CONSIGNE –
Répondez aux questions suivantes d'après la critique du spectacle.
(a) À quelles dates le spectacle est-il présenté au Théâtre de Vidy ?
(b) Depuis quelle année la metteuse en scène ne prend-elle plus l'avion ?
(c) Qui est l'autrice du monologue dont s'inspire la création ?

TEXTE SOURCE –
□ □ □ □ □
Le bruit de la dynamo

Par Frédérique Sautin

Une critique sur le spectacle :

Pièce pour les vivant·e·x·s en temps d’extinction / Texte de Miranda Rose Hall / Mise en scène par Katie Mitchell / Théâtre de Vidy – Lausanne / du 25 septembre au 3 octobre 2021 / Plus d’infos.

© Claudia Ndebele

Le théâtre de Vidy accueille, en première mondiale, une création originale de l’artiste britannique Katie Mitchell, Une pièce pour les vivant.e.x.s en temps d’extinction, d’après un monologue de l’autrice éco-féministe nord-américaine Miranda Rose Hall. Depuis 2012, la metteuse en scène a décidé de ne plus prendre l’avion et d’engager des professionnels locaux, dirigés à distance, dans les lieux de représentation de ses spectacles. Cette toute dernière performance éco-dramatique constitue le premier volet du projet Théâtre durable ? en partenariat avec le Centre de compétence en durabilité de l’Université de Lausanne et d’autres théâtres et festivals européens, soucieux de réduire au minimum leur impact carbone dans la création, la production et la diffusion du spectacle vivant.
□ □ □ □ □
DONNÉES DISPONIBLES –
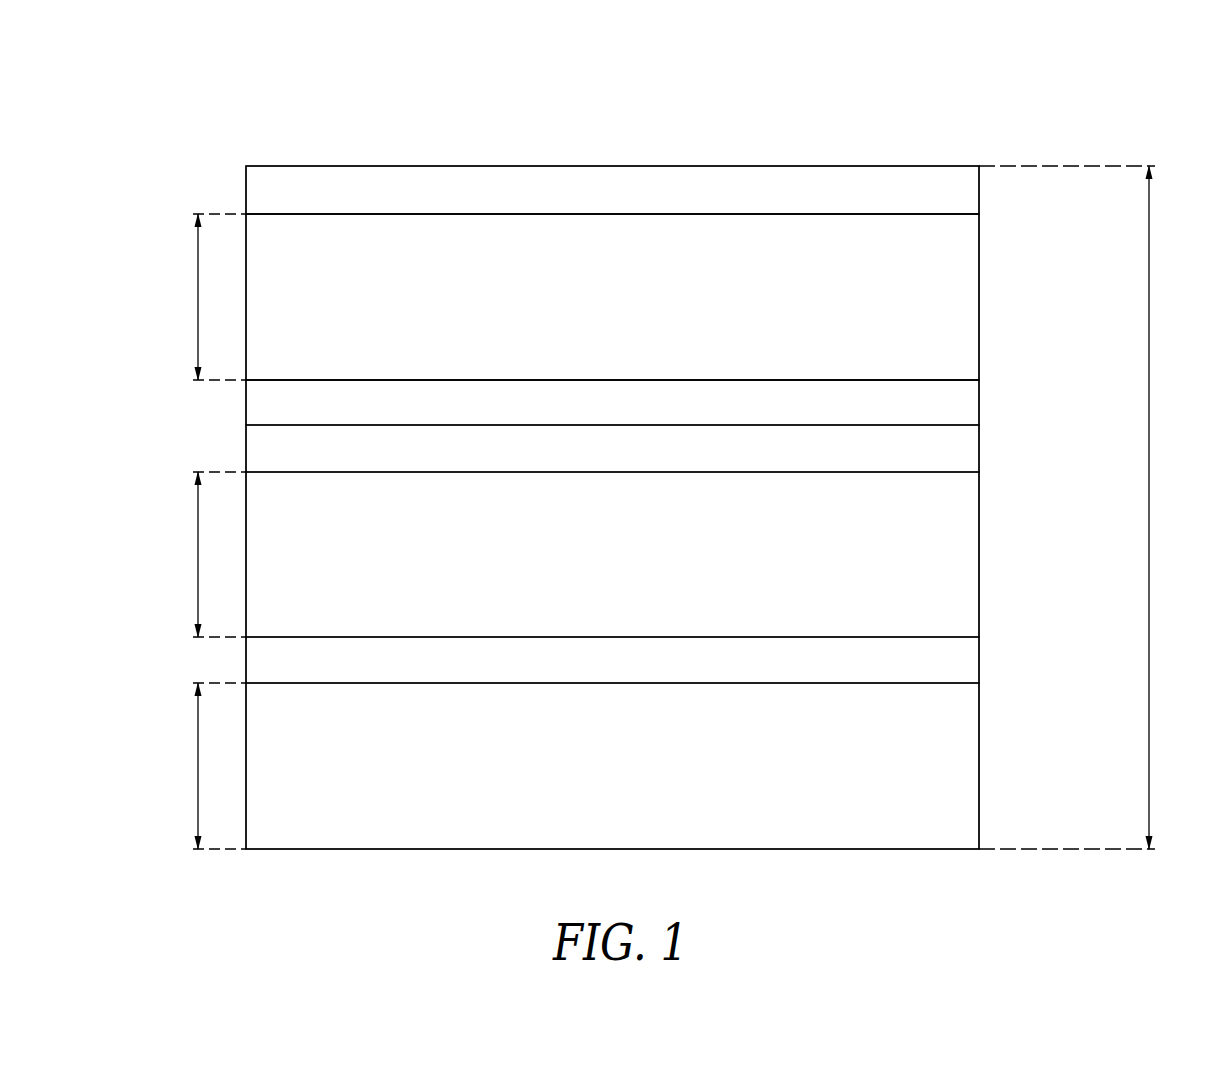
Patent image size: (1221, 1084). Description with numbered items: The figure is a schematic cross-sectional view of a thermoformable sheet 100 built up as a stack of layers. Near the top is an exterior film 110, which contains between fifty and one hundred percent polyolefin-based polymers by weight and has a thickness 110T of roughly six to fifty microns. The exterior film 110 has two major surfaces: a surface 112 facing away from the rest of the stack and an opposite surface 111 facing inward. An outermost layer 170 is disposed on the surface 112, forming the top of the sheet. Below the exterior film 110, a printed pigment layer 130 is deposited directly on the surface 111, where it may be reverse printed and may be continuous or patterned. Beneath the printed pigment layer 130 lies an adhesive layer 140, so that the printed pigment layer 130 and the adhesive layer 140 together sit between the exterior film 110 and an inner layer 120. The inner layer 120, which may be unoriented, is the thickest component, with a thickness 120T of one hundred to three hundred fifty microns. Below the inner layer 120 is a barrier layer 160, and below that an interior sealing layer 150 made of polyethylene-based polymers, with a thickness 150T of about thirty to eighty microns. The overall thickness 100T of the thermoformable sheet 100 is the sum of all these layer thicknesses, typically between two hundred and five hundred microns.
□ □ □ □ □
CORRIGÉ –
(a) Du 25 septembre au 3 octobre 2021.
(b) Depuis 2012.
(c) Miranda Rose Hall.